Task prompt:
From the entries that follow, extract each line holding the string "this".

Recorded data:
┌──

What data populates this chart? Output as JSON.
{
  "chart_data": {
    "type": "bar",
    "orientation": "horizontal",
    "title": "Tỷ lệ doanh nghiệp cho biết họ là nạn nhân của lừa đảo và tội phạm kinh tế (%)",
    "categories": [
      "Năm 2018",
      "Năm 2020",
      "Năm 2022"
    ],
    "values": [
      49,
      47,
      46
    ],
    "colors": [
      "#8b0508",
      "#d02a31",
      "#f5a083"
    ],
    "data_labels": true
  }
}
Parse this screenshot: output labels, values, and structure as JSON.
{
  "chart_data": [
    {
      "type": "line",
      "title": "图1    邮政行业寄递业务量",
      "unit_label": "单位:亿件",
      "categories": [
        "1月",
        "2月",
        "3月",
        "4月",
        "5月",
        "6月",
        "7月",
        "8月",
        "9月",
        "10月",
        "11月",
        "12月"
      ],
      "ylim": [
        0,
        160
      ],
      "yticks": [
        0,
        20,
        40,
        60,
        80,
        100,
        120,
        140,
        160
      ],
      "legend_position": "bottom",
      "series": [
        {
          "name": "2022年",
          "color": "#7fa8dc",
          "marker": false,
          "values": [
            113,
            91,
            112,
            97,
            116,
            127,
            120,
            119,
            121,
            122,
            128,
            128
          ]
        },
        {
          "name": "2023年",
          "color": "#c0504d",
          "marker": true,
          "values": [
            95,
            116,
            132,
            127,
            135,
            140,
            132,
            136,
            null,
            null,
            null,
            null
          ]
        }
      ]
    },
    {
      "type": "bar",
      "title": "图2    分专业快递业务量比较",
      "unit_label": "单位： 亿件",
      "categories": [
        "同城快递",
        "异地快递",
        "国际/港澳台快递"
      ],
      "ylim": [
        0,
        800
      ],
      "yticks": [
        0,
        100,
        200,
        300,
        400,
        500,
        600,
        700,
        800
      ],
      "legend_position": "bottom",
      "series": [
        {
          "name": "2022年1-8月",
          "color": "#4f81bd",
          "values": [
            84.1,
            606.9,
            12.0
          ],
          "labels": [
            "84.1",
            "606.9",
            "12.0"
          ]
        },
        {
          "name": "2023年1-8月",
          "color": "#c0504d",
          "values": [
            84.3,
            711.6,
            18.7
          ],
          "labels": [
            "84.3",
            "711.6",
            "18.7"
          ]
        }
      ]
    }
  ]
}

└──

Answer below:
What data populates this chart? Output as JSON.
Parse this screenshot: output labels, values, and structure as JSON.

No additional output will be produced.